:: Short task ::
Express the data from its first line through the line containing "section-heading-existing-problems: 三、存在问题 —", both lines included, as a JSON list of strings with one string per line and no blank lines.
* Start Records provided *
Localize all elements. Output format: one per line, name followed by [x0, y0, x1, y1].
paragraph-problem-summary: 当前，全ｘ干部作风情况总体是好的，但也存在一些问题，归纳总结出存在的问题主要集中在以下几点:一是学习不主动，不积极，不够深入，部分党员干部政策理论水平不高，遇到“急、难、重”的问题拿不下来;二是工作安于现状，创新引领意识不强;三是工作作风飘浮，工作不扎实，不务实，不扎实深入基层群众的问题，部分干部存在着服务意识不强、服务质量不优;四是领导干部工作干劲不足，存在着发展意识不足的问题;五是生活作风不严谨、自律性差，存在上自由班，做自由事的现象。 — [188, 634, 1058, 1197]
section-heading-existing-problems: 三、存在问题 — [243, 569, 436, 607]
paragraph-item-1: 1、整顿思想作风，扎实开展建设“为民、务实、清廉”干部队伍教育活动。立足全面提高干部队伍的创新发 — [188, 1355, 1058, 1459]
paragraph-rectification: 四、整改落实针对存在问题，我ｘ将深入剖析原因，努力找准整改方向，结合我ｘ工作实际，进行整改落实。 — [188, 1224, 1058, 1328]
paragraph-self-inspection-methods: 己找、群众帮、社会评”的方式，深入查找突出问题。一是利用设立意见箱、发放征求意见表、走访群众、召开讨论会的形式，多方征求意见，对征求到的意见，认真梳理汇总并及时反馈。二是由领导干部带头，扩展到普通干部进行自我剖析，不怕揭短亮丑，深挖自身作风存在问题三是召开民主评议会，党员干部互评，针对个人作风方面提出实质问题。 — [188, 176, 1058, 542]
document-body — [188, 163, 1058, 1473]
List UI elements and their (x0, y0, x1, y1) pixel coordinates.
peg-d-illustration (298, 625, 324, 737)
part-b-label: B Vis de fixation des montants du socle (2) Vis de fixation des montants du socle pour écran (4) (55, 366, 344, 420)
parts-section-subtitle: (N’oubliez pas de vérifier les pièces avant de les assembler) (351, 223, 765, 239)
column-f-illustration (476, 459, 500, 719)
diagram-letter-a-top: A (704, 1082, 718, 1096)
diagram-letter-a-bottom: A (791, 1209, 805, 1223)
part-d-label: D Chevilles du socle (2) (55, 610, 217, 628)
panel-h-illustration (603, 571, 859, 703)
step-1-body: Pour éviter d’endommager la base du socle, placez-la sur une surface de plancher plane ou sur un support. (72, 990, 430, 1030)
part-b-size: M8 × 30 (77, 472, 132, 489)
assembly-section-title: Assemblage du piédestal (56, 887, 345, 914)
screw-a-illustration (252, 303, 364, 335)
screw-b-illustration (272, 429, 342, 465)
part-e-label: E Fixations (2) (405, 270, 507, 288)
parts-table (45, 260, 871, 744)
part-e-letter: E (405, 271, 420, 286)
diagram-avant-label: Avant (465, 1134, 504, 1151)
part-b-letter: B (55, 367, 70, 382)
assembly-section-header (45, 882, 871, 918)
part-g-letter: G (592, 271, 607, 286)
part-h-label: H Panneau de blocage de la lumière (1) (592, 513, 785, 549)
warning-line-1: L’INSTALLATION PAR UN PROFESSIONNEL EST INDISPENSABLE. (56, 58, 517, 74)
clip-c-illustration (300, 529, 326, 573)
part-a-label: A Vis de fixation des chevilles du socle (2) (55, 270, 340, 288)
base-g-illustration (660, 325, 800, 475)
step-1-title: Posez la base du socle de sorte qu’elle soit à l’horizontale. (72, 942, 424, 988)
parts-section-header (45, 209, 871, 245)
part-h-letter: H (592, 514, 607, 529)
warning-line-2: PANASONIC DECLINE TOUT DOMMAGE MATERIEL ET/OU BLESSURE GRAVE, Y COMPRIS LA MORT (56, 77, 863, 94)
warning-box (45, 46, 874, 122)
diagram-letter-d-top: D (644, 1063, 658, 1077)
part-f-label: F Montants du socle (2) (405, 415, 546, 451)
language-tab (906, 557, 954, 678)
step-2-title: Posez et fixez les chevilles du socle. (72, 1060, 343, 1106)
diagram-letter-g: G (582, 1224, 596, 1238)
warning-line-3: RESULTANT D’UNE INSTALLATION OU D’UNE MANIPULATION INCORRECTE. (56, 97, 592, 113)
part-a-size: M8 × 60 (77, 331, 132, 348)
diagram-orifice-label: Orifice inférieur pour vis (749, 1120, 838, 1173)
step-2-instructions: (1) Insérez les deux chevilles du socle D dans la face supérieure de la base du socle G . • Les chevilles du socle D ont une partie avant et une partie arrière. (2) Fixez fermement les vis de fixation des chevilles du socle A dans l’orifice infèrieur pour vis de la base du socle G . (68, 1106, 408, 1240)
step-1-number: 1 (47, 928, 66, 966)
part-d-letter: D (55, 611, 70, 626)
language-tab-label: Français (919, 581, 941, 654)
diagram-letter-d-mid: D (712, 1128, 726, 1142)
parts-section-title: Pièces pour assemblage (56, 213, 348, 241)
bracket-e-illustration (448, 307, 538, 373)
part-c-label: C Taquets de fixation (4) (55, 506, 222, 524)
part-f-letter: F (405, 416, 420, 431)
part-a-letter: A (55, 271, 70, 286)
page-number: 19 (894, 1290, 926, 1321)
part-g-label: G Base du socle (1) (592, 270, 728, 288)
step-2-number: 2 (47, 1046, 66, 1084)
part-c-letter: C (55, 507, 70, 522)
* End Records provided *
:: Task result ::
[
  "Localize all elements. Output format: one per line, name followed by [x0, y0, x1, y1].",
  "paragraph-problem-summary: 当前，全ｘ干部作风情况总体是好的，但也存在一些问题，归纳总结出存在的问题主要集中在以下几点:一是学习不主动，不积极，不够深入，部分党员干部政策理论水平不高，遇到“急、难、重”的问题拿不下来;二是工作安于现状，创新引领意识不强;三是工作作风飘浮，工作不扎实，不务实，不扎实深入基层群众的问题，部分干部存在着服务意识不强、服务质量不优;四是领导干部工作干劲不足，存在着发展意识不足的问题;五是生活作风不严谨、自律性差，存在上自由班，做自由事的现象。 — [188, 634, 1058, 1197]",
  "section-heading-existing-problems: 三、存在问题 — [243, 569, 436, 607]"
]